Instruction
Would you copy out the whole listing exactly as given?

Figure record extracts
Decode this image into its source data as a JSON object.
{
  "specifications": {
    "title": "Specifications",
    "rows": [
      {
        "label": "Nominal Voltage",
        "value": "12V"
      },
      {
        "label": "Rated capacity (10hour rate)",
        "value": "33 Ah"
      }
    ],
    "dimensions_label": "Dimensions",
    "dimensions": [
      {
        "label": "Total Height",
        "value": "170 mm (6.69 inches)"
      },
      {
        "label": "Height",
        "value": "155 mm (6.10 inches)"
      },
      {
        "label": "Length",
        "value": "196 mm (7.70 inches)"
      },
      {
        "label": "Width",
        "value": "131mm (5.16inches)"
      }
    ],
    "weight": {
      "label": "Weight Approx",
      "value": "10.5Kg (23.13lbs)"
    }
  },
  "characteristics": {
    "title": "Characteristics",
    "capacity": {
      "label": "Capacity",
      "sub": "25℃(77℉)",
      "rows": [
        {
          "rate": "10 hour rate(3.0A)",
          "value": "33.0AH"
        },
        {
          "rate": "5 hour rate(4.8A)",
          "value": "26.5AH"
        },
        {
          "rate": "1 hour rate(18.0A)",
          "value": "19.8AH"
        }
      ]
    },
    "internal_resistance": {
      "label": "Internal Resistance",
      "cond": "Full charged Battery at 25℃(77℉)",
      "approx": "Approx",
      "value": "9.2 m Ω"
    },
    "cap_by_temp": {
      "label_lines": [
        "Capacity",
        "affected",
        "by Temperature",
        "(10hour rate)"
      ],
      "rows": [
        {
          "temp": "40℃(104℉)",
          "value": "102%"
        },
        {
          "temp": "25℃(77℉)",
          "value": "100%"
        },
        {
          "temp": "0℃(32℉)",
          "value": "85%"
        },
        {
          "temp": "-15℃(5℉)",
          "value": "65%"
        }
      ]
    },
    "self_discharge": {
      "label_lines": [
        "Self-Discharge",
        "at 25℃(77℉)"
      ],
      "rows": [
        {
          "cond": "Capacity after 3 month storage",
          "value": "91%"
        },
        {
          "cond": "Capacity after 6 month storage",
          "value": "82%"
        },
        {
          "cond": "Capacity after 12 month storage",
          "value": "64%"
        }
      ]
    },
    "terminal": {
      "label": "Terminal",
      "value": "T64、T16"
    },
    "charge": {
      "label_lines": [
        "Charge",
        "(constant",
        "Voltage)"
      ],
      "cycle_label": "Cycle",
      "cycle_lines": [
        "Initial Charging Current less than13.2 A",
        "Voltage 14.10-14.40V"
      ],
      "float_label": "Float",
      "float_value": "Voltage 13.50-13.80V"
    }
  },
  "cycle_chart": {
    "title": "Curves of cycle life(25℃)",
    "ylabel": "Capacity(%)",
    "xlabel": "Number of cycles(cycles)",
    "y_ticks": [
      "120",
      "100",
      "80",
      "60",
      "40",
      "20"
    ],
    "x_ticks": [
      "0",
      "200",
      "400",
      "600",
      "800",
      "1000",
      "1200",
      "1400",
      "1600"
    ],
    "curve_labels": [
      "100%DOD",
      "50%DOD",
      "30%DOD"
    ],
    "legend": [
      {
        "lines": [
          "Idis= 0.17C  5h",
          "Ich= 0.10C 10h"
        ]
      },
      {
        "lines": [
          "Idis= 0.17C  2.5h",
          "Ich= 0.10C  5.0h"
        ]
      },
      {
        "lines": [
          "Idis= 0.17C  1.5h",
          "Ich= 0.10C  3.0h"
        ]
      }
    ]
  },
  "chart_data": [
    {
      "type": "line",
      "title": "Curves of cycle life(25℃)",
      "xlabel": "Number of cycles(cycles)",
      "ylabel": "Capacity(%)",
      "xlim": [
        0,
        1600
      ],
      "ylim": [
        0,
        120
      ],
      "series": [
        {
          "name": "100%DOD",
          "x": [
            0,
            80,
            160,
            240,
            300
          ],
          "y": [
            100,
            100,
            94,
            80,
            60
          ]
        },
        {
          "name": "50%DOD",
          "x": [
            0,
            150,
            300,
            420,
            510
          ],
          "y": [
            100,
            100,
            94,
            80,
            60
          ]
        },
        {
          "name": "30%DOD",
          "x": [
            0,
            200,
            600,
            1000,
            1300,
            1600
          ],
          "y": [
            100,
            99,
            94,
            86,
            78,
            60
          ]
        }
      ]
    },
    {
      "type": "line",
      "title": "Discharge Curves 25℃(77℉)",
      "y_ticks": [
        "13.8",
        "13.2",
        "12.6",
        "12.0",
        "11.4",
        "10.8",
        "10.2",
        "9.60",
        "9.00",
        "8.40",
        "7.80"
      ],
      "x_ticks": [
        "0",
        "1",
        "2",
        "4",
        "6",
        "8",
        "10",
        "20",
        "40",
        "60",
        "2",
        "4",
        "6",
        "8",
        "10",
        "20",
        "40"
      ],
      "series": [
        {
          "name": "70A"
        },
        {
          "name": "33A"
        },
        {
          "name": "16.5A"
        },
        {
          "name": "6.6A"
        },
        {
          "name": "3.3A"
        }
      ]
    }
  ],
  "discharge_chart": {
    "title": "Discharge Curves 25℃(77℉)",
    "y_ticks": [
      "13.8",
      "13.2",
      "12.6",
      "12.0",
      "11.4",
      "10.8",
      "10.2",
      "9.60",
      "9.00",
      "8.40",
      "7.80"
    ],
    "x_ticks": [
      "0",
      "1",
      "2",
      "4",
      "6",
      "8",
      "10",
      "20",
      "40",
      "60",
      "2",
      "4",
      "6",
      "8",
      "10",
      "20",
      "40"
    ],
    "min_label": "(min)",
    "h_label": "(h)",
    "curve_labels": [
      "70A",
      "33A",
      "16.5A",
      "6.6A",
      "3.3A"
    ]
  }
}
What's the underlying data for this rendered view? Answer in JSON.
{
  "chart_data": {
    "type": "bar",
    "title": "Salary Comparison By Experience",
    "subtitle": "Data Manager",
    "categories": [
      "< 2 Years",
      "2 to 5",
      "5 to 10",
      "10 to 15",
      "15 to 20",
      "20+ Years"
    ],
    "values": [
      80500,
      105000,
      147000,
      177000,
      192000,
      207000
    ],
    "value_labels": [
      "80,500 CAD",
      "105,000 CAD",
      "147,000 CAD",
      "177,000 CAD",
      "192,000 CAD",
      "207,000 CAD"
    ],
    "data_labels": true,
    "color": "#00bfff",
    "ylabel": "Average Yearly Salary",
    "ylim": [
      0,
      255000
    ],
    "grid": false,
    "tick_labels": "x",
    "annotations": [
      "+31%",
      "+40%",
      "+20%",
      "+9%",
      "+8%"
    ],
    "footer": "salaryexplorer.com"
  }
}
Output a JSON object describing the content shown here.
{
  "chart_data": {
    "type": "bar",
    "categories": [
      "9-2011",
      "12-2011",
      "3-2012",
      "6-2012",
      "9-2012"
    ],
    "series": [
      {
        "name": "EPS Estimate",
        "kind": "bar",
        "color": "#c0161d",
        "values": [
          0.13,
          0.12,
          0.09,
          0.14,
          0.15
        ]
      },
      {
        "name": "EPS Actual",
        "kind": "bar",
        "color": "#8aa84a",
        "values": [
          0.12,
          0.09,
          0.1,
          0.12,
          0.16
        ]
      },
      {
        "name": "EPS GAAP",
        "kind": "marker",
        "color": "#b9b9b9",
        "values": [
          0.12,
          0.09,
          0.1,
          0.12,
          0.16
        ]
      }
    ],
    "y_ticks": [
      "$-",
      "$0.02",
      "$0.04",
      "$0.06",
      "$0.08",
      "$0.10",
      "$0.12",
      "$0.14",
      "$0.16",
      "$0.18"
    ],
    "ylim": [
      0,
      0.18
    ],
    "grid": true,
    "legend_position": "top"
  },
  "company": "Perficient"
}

Finished exercise
Decode this image into its source data as a JSON object.
{
  "specifications": {
    "title": "Specifications",
    "rows": [
      {
        "label": "Nominal Voltage",
        "value": "12V"
      },
      {
        "label": "Rated capacity (10hour rate)",
        "value": "33 Ah"
      }
    ],
    "dimensions_label": "Dimensions",
    "dimensions": [
      {
        "label": "Total Height",
        "value": "170 mm (6.69 inches)"
      },
      {
        "label": "Height",
        "value": "155 mm (6.10 inches)"
      },
      {
        "label": "Length",
        "value": "196 mm (7.70 inches)"
      },
      {
        "label": "Width",
        "value": "131mm (5.16inches)"
      }
    ],
    "weight": {
      "label": "Weight Approx",
      "value": "10.5Kg (23.13lbs)"
    }
  },
  "characteristics": {
    "title": "Characteristics",
    "capacity": {
      "label": "Capacity",
      "sub": "25℃(77℉)",
      "rows": [
        {
          "rate": "10 hour rate(3.0A)",
          "value": "33.0AH"
        },
        {
          "rate": "5 hour rate(4.8A)",
          "value": "26.5AH"
        },
        {
          "rate": "1 hour rate(18.0A)",
          "value": "19.8AH"
        }
      ]
    },
    "internal_resistance": {
      "label": "Internal Resistance",
      "cond": "Full charged Battery at 25℃(77℉)",
      "approx": "Approx",
      "value": "9.2 m Ω"
    },
    "cap_by_temp": {
      "label_lines": [
        "Capacity",
        "affected",
        "by Temperature",
        "(10hour rate)"
      ],
      "rows": [
        {
          "temp": "40℃(104℉)",
          "value": "102%"
        },
        {
          "temp": "25℃(77℉)",
          "value": "100%"
        },
        {
          "temp": "0℃(32℉)",
          "value": "85%"
        },
        {
          "temp": "-15℃(5℉)",
          "value": "65%"
        }
      ]
    },
    "self_discharge": {
      "label_lines": [
        "Self-Discharge",
        "at 25℃(77℉)"
      ],
      "rows": [
        {
          "cond": "Capacity after 3 month storage",
          "value": "91%"
        },
        {
          "cond": "Capacity after 6 month storage",
          "value": "82%"
        },
        {
          "cond": "Capacity after 12 month storage",
          "value": "64%"
        }
      ]
    },
    "terminal": {
      "label": "Terminal",
      "value": "T64、T16"
    },
    "charge": {
      "label_lines": [
        "Charge",
        "(constant",
        "Voltage)"
      ],
      "cycle_label": "Cycle",
      "cycle_lines": [
        "Initial Charging Current less than13.2 A",
        "Voltage 14.10-14.40V"
      ],
      "float_label": "Float",
      "float_value": "Voltage 13.50-13.80V"
    }
  },
  "cycle_chart": {
    "title": "Curves of cycle life(25℃)",
    "ylabel": "Capacity(%)",
    "xlabel": "Number of cycles(cycles)",
    "y_ticks": [
      "120",
      "100",
      "80",
      "60",
      "40",
      "20"
    ],
    "x_ticks": [
      "0",
      "200",
      "400",
      "600",
      "800",
      "1000",
      "1200",
      "1400",
      "1600"
    ],
    "curve_labels": [
      "100%DOD",
      "50%DOD",
      "30%DOD"
    ],
    "legend": [
      {
        "lines": [
          "Idis= 0.17C  5h",
          "Ich= 0.10C 10h"
        ]
      },
      {
        "lines": [
          "Idis= 0.17C  2.5h",
          "Ich= 0.10C  5.0h"
        ]
      },
      {
        "lines": [
          "Idis= 0.17C  1.5h",
          "Ich= 0.10C  3.0h"
        ]
      }
    ]
  },
  "chart_data": [
    {
      "type": "line",
      "title": "Curves of cycle life(25℃)",
      "xlabel": "Number of cycles(cycles)",
      "ylabel": "Capacity(%)",
      "xlim": [
        0,
        1600
      ],
      "ylim": [
        0,
        120
      ],
      "series": [
        {
          "name": "100%DOD",
          "x": [
            0,
            80,
            160,
            240,
            300
          ],
          "y": [
            100,
            100,
            94,
            80,
            60
          ]
        },
        {
          "name": "50%DOD",
          "x": [
            0,
            150,
            300,
            420,
            510
          ],
          "y": [
            100,
            100,
            94,
            80,
            60
          ]
        },
        {
          "name": "30%DOD",
          "x": [
            0,
            200,
            600,
            1000,
            1300,
            1600
          ],
          "y": [
            100,
            99,
            94,
            86,
            78,
            60
          ]
        }
      ]
    },
    {
      "type": "line",
      "title": "Discharge Curves 25℃(77℉)",
      "y_ticks": [
        "13.8",
        "13.2",
        "12.6",
        "12.0",
        "11.4",
        "10.8",
        "10.2",
        "9.60",
        "9.00",
        "8.40",
        "7.80"
      ],
      "x_ticks": [
        "0",
        "1",
        "2",
        "4",
        "6",
        "8",
        "10",
        "20",
        "40",
        "60",
        "2",
        "4",
        "6",
        "8",
        "10",
        "20",
        "40"
      ],
      "series": [
        {
          "name": "70A"
        },
        {
          "name": "33A"
        },
        {
          "name": "16.5A"
        },
        {
          "name": "6.6A"
        },
        {
          "name": "3.3A"
        }
      ]
    }
  ],
  "discharge_chart": {
    "title": "Discharge Curves 25℃(77℉)",
    "y_ticks": [
      "13.8",
      "13.2",
      "12.6",
      "12.0",
      "11.4",
      "10.8",
      "10.2",
      "9.60",
      "9.00",
      "8.40",
      "7.80"
    ],
    "x_ticks": [
      "0",
      "1",
      "2",
      "4",
      "6",
      "8",
      "10",
      "20",
      "40",
      "60",
      "2",
      "4",
      "6",
      "8",
      "10",
      "20",
      "40"
    ],
    "min_label": "(min)",
    "h_label": "(h)",
    "curve_labels": [
      "70A",
      "33A",
      "16.5A",
      "6.6A",
      "3.3A"
    ]
  }
}
What's the underlying data for this rendered view? Answer in JSON.
{
  "chart_data": {
    "type": "bar",
    "title": "Salary Comparison By Experience",
    "subtitle": "Data Manager",
    "categories": [
      "< 2 Years",
      "2 to 5",
      "5 to 10",
      "10 to 15",
      "15 to 20",
      "20+ Years"
    ],
    "values": [
      80500,
      105000,
      147000,
      177000,
      192000,
      207000
    ],
    "value_labels": [
      "80,500 CAD",
      "105,000 CAD",
      "147,000 CAD",
      "177,000 CAD",
      "192,000 CAD",
      "207,000 CAD"
    ],
    "data_labels": true,
    "color": "#00bfff",
    "ylabel": "Average Yearly Salary",
    "ylim": [
      0,
      255000
    ],
    "grid": false,
    "tick_labels": "x",
    "annotations": [
      "+31%",
      "+40%",
      "+20%",
      "+9%",
      "+8%"
    ],
    "footer": "salaryexplorer.com"
  }
}
Output a JSON object describing the content shown here.
{
  "chart_data": {
    "type": "bar",
    "categories": [
      "9-2011",
      "12-2011",
      "3-2012",
      "6-2012",
      "9-2012"
    ],
    "series": [
      {
        "name": "EPS Estimate",
        "kind": "bar",
        "color": "#c0161d",
        "values": [
          0.13,
          0.12,
          0.09,
          0.14,
          0.15
        ]
      },
      {
        "name": "EPS Actual",
        "kind": "bar",
        "color": "#8aa84a",
        "values": [
          0.12,
          0.09,
          0.1,
          0.12,
          0.16
        ]
      },
      {
        "name": "EPS GAAP",
        "kind": "marker",
        "color": "#b9b9b9",
        "values": [
          0.12,
          0.09,
          0.1,
          0.12,
          0.16
        ]
      }
    ],
    "y_ticks": [
      "$-",
      "$0.02",
      "$0.04",
      "$0.06",
      "$0.08",
      "$0.10",
      "$0.12",
      "$0.14",
      "$0.16",
      "$0.18"
    ],
    "ylim": [
      0,
      0.18
    ],
    "grid": true,
    "legend_position": "top"
  },
  "company": "Perficient"
}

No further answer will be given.